◆ **Brief**
Copy every line in the records below that contains the word "ἔχει".

◆ **Records to process**
-- Start --
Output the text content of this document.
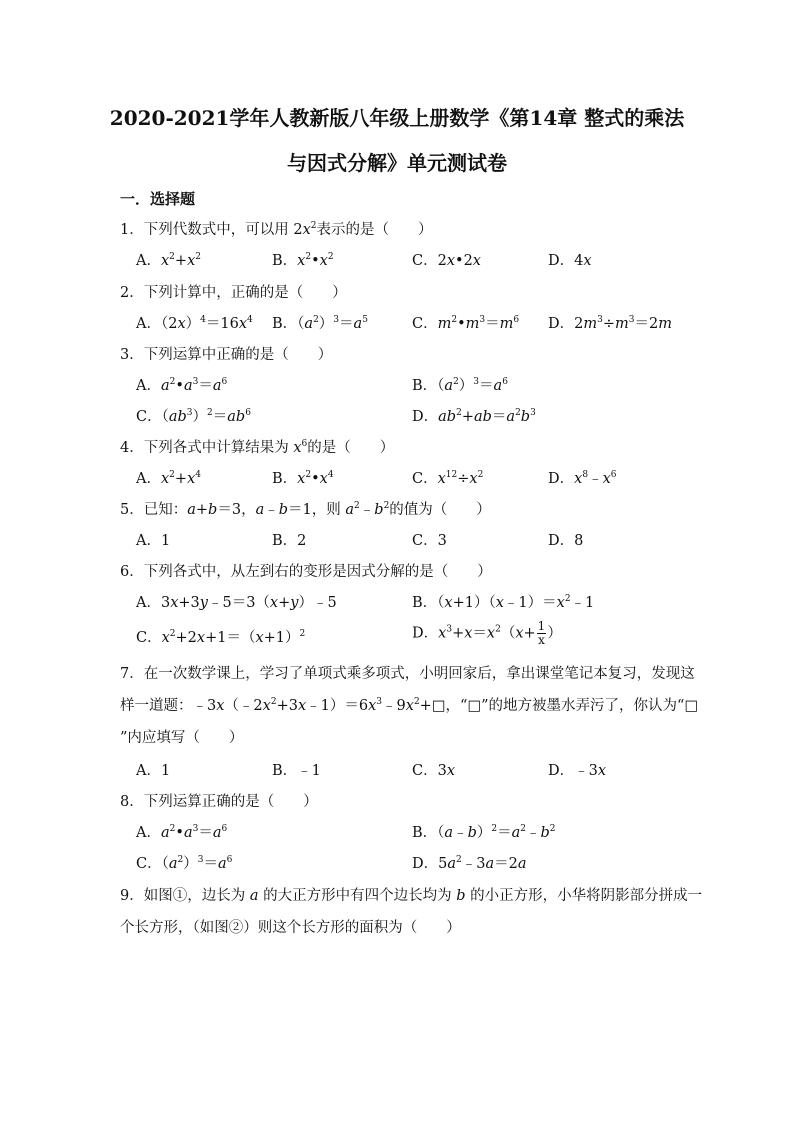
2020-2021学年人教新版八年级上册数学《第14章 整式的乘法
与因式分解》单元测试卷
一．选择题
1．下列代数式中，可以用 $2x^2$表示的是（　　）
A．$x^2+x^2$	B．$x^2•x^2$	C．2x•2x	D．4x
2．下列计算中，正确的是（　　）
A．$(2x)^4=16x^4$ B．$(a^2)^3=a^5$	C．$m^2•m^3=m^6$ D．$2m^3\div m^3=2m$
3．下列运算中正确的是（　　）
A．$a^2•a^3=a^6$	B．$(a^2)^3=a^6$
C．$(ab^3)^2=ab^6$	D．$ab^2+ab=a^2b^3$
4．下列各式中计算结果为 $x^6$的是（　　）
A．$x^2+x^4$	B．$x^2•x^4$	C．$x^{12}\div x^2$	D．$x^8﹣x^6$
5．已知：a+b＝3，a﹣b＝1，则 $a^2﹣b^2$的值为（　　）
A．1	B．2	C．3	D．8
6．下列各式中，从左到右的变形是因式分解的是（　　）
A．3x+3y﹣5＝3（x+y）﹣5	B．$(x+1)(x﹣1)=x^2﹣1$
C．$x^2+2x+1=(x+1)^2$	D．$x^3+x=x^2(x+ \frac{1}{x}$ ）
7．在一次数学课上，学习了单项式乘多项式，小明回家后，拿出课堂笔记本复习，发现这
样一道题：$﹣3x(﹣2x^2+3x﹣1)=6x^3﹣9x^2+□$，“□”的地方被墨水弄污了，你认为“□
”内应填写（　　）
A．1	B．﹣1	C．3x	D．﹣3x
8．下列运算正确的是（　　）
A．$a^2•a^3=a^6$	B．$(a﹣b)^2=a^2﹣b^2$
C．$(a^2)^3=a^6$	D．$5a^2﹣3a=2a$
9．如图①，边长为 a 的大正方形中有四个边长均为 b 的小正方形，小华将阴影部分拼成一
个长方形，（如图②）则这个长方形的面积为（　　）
-- End --
-- Start --
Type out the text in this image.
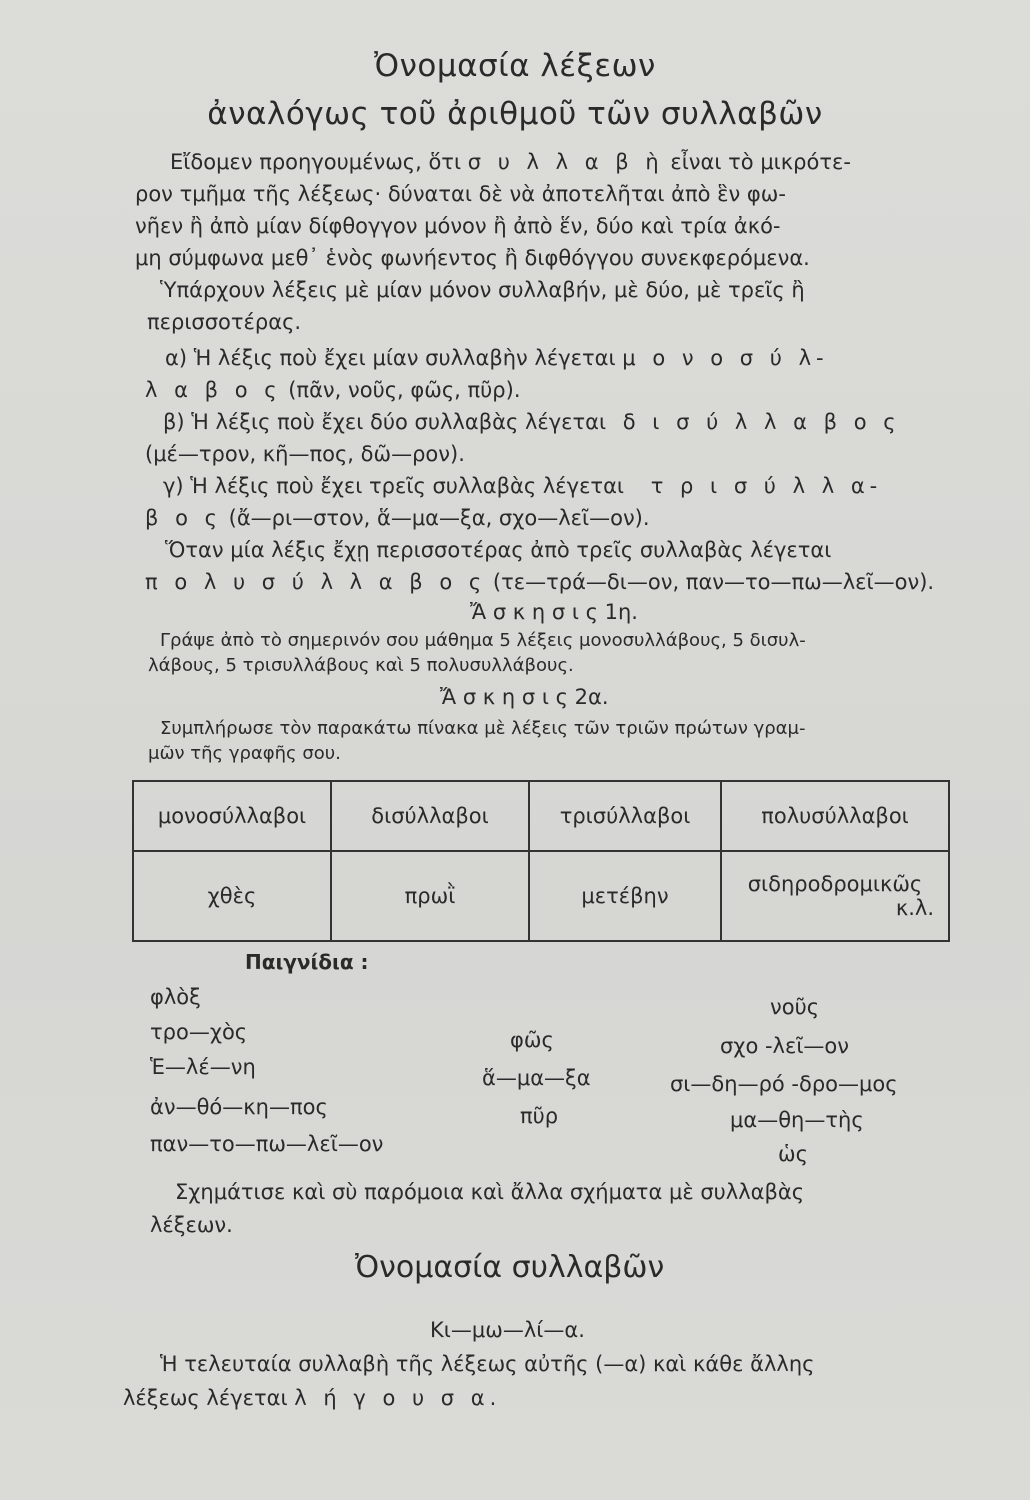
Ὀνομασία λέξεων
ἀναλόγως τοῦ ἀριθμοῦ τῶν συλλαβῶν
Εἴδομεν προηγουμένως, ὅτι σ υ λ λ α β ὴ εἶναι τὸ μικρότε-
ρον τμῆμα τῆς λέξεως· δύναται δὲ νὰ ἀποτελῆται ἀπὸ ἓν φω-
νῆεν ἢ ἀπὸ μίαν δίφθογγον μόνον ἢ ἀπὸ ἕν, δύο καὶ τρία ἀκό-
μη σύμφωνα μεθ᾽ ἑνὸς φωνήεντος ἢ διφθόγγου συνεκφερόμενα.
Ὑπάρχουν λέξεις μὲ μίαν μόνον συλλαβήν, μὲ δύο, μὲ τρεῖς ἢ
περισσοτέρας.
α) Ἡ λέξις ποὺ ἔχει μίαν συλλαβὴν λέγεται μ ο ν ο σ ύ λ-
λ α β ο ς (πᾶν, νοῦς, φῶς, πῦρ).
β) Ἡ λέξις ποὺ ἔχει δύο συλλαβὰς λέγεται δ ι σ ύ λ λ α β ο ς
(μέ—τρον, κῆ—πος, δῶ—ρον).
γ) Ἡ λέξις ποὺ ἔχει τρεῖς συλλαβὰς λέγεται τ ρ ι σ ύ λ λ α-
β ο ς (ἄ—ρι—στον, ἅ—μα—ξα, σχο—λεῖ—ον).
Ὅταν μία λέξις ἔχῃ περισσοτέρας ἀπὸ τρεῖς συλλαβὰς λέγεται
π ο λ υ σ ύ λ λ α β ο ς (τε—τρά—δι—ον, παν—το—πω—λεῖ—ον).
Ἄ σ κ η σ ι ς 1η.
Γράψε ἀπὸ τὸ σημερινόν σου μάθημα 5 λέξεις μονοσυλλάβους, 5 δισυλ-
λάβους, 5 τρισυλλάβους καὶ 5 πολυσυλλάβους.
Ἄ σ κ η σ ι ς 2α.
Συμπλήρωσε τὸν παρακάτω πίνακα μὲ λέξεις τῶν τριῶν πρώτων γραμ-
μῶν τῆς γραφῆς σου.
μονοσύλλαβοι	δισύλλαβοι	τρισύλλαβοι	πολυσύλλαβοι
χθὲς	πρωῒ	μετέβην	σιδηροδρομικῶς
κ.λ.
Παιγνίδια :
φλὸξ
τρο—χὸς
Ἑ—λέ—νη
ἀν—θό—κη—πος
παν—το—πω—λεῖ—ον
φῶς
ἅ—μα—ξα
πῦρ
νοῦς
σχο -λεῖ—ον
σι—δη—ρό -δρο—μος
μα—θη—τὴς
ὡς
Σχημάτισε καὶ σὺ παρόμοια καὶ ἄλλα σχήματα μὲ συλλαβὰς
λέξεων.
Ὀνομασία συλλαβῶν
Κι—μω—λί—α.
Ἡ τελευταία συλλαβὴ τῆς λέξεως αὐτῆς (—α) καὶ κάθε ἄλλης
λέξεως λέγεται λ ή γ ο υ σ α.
-- End --
◆ **The answer**
α) Ἡ λέξις ποὺ ἔχει μίαν συλλαβὴν λέγεται μ ο ν ο σ ύ λ-
β) Ἡ λέξις ποὺ ἔχει δύο συλλαβὰς λέγεται δ ι σ ύ λ λ α β ο ς
γ) Ἡ λέξις ποὺ ἔχει τρεῖς συλλαβὰς λέγεται τ ρ ι σ ύ λ λ α-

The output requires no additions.